▶ Exercise aim
Every line must be returned precisely as it is written.

>> START Dataset records

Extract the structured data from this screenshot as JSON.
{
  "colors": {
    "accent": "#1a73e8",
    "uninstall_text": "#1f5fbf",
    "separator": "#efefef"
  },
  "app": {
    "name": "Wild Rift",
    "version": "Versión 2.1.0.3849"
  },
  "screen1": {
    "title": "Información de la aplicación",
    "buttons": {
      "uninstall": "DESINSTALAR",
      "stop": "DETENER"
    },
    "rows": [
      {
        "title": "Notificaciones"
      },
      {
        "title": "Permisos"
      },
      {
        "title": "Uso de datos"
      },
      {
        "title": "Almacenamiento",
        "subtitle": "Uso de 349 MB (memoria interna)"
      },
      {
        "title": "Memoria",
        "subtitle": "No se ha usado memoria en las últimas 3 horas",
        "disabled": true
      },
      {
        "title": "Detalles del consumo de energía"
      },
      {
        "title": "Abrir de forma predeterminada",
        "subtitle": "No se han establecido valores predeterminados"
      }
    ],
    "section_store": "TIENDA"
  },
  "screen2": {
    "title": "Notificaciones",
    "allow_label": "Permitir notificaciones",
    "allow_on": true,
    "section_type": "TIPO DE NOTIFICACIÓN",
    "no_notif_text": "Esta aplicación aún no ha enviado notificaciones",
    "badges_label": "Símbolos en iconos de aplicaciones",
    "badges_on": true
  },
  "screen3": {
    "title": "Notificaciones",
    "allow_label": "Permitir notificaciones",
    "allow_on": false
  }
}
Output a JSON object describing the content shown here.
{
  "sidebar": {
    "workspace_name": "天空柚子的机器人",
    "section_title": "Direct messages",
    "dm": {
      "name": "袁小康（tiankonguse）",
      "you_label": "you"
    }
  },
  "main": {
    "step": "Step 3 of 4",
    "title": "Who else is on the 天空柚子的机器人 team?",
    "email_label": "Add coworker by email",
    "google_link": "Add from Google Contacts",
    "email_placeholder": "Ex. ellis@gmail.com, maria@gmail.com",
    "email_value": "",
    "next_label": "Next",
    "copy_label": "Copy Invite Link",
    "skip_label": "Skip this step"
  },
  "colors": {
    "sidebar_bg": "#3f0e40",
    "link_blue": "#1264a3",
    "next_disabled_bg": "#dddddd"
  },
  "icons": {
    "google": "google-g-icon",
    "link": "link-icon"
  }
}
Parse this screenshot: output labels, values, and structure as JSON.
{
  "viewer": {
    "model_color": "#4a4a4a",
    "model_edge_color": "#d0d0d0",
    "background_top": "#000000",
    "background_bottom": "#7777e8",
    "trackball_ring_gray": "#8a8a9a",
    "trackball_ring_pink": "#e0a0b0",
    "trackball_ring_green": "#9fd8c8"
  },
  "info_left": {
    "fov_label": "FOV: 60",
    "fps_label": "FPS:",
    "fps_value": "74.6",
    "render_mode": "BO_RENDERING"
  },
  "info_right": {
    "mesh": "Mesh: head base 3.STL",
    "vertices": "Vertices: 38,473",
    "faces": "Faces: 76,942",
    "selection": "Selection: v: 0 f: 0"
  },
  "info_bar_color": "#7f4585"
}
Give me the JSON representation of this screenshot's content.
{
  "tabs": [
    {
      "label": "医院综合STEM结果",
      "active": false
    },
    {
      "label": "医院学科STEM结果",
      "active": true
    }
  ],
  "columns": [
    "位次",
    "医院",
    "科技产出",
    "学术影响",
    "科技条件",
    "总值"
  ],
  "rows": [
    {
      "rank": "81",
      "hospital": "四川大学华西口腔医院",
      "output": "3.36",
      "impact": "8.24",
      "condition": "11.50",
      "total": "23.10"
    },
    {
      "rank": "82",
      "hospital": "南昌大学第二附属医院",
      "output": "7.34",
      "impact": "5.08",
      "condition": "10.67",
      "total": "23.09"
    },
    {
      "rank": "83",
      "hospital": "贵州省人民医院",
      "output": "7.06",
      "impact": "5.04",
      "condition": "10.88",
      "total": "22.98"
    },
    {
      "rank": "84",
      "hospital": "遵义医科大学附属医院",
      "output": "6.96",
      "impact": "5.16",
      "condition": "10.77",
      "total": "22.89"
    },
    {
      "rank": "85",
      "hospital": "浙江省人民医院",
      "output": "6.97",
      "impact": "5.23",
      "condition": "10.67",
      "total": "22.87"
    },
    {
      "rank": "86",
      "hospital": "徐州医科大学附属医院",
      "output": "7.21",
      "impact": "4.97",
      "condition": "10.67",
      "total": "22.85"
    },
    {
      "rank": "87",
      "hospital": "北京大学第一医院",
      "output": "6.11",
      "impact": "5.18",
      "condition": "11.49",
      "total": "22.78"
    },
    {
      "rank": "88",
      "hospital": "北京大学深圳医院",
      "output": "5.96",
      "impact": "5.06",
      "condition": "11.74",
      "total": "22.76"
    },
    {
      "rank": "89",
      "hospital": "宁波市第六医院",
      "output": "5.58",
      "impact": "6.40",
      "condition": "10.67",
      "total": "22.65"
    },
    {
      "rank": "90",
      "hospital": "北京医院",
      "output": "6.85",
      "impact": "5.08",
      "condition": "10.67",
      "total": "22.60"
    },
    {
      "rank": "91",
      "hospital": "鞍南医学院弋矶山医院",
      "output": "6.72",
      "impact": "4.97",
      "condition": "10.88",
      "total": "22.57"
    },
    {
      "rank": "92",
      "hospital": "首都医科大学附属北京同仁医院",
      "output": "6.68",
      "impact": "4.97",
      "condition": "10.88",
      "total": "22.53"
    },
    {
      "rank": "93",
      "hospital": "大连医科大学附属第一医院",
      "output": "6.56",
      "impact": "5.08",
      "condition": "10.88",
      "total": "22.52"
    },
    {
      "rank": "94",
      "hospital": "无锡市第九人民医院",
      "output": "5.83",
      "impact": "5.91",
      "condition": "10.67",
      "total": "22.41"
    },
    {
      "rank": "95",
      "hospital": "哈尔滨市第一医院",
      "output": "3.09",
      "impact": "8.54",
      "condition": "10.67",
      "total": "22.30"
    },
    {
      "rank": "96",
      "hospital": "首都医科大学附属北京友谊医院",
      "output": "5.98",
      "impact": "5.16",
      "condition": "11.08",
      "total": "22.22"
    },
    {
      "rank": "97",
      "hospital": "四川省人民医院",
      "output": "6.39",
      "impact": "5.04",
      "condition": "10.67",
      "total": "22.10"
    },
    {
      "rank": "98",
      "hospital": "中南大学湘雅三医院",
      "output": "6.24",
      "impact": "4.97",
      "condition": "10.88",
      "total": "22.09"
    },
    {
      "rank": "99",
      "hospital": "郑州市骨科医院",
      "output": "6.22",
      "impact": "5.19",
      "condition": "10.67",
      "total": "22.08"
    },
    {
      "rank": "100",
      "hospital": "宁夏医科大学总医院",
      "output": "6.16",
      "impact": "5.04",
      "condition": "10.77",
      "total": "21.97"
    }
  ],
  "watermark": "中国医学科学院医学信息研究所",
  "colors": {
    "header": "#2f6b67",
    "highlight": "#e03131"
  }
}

>> END Dataset records

▶ Task solution
Extract the structured data from this screenshot as JSON.
{
  "colors": {
    "accent": "#1a73e8",
    "uninstall_text": "#1f5fbf",
    "separator": "#efefef"
  },
  "app": {
    "name": "Wild Rift",
    "version": "Versión 2.1.0.3849"
  },
  "screen1": {
    "title": "Información de la aplicación",
    "buttons": {
      "uninstall": "DESINSTALAR",
      "stop": "DETENER"
    },
    "rows": [
      {
        "title": "Notificaciones"
      },
      {
        "title": "Permisos"
      },
      {
        "title": "Uso de datos"
      },
      {
        "title": "Almacenamiento",
        "subtitle": "Uso de 349 MB (memoria interna)"
      },
      {
        "title": "Memoria",
        "subtitle": "No se ha usado memoria en las últimas 3 horas",
        "disabled": true
      },
      {
        "title": "Detalles del consumo de energía"
      },
      {
        "title": "Abrir de forma predeterminada",
        "subtitle": "No se han establecido valores predeterminados"
      }
    ],
    "section_store": "TIENDA"
  },
  "screen2": {
    "title": "Notificaciones",
    "allow_label": "Permitir notificaciones",
    "allow_on": true,
    "section_type": "TIPO DE NOTIFICACIÓN",
    "no_notif_text": "Esta aplicación aún no ha enviado notificaciones",
    "badges_label": "Símbolos en iconos de aplicaciones",
    "badges_on": true
  },
  "screen3": {
    "title": "Notificaciones",
    "allow_label": "Permitir notificaciones",
    "allow_on": false
  }
}
Output a JSON object describing the content shown here.
{
  "sidebar": {
    "workspace_name": "天空柚子的机器人",
    "section_title": "Direct messages",
    "dm": {
      "name": "袁小康（tiankonguse）",
      "you_label": "you"
    }
  },
  "main": {
    "step": "Step 3 of 4",
    "title": "Who else is on the 天空柚子的机器人 team?",
    "email_label": "Add coworker by email",
    "google_link": "Add from Google Contacts",
    "email_placeholder": "Ex. ellis@gmail.com, maria@gmail.com",
    "email_value": "",
    "next_label": "Next",
    "copy_label": "Copy Invite Link",
    "skip_label": "Skip this step"
  },
  "colors": {
    "sidebar_bg": "#3f0e40",
    "link_blue": "#1264a3",
    "next_disabled_bg": "#dddddd"
  },
  "icons": {
    "google": "google-g-icon",
    "link": "link-icon"
  }
}
Parse this screenshot: output labels, values, and structure as JSON.
{
  "viewer": {
    "model_color": "#4a4a4a",
    "model_edge_color": "#d0d0d0",
    "background_top": "#000000",
    "background_bottom": "#7777e8",
    "trackball_ring_gray": "#8a8a9a",
    "trackball_ring_pink": "#e0a0b0",
    "trackball_ring_green": "#9fd8c8"
  },
  "info_left": {
    "fov_label": "FOV: 60",
    "fps_label": "FPS:",
    "fps_value": "74.6",
    "render_mode": "BO_RENDERING"
  },
  "info_right": {
    "mesh": "Mesh: head base 3.STL",
    "vertices": "Vertices: 38,473",
    "faces": "Faces: 76,942",
    "selection": "Selection: v: 0 f: 0"
  },
  "info_bar_color": "#7f4585"
}
Give me the JSON representation of this screenshot's content.
{
  "tabs": [
    {
      "label": "医院综合STEM结果",
      "active": false
    },
    {
      "label": "医院学科STEM结果",
      "active": true
    }
  ],
  "columns": [
    "位次",
    "医院",
    "科技产出",
    "学术影响",
    "科技条件",
    "总值"
  ],
  "rows": [
    {
      "rank": "81",
      "hospital": "四川大学华西口腔医院",
      "output": "3.36",
      "impact": "8.24",
      "condition": "11.50",
      "total": "23.10"
    },
    {
      "rank": "82",
      "hospital": "南昌大学第二附属医院",
      "output": "7.34",
      "impact": "5.08",
      "condition": "10.67",
      "total": "23.09"
    },
    {
      "rank": "83",
      "hospital": "贵州省人民医院",
      "output": "7.06",
      "impact": "5.04",
      "condition": "10.88",
      "total": "22.98"
    },
    {
      "rank": "84",
      "hospital": "遵义医科大学附属医院",
      "output": "6.96",
      "impact": "5.16",
      "condition": "10.77",
      "total": "22.89"
    },
    {
      "rank": "85",
      "hospital": "浙江省人民医院",
      "output": "6.97",
      "impact": "5.23",
      "condition": "10.67",
      "total": "22.87"
    },
    {
      "rank": "86",
      "hospital": "徐州医科大学附属医院",
      "output": "7.21",
      "impact": "4.97",
      "condition": "10.67",
      "total": "22.85"
    },
    {
      "rank": "87",
      "hospital": "北京大学第一医院",
      "output": "6.11",
      "impact": "5.18",
      "condition": "11.49",
      "total": "22.78"
    },
    {
      "rank": "88",
      "hospital": "北京大学深圳医院",
      "output": "5.96",
      "impact": "5.06",
      "condition": "11.74",
      "total": "22.76"
    },
    {
      "rank": "89",
      "hospital": "宁波市第六医院",
      "output": "5.58",
      "impact": "6.40",
      "condition": "10.67",
      "total": "22.65"
    },
    {
      "rank": "90",
      "hospital": "北京医院",
      "output": "6.85",
      "impact": "5.08",
      "condition": "10.67",
      "total": "22.60"
    },
    {
      "rank": "91",
      "hospital": "鞍南医学院弋矶山医院",
      "output": "6.72",
      "impact": "4.97",
      "condition": "10.88",
      "total": "22.57"
    },
    {
      "rank": "92",
      "hospital": "首都医科大学附属北京同仁医院",
      "output": "6.68",
      "impact": "4.97",
      "condition": "10.88",
      "total": "22.53"
    },
    {
      "rank": "93",
      "hospital": "大连医科大学附属第一医院",
      "output": "6.56",
      "impact": "5.08",
      "condition": "10.88",
      "total": "22.52"
    },
    {
      "rank": "94",
      "hospital": "无锡市第九人民医院",
      "output": "5.83",
      "impact": "5.91",
      "condition": "10.67",
      "total": "22.41"
    },
    {
      "rank": "95",
      "hospital": "哈尔滨市第一医院",
      "output": "3.09",
      "impact": "8.54",
      "condition": "10.67",
      "total": "22.30"
    },
    {
      "rank": "96",
      "hospital": "首都医科大学附属北京友谊医院",
      "output": "5.98",
      "impact": "5.16",
      "condition": "11.08",
      "total": "22.22"
    },
    {
      "rank": "97",
      "hospital": "四川省人民医院",
      "output": "6.39",
      "impact": "5.04",
      "condition": "10.67",
      "total": "22.10"
    },
    {
      "rank": "98",
      "hospital": "中南大学湘雅三医院",
      "output": "6.24",
      "impact": "4.97",
      "condition": "10.88",
      "total": "22.09"
    },
    {
      "rank": "99",
      "hospital": "郑州市骨科医院",
      "output": "6.22",
      "impact": "5.19",
      "condition": "10.67",
      "total": "22.08"
    },
    {
      "rank": "100",
      "hospital": "宁夏医科大学总医院",
      "output": "6.16",
      "impact": "5.04",
      "condition": "10.77",
      "total": "21.97"
    }
  ],
  "watermark": "中国医学科学院医学信息研究所",
  "colors": {
    "header": "#2f6b67",
    "highlight": "#e03131"
  }
}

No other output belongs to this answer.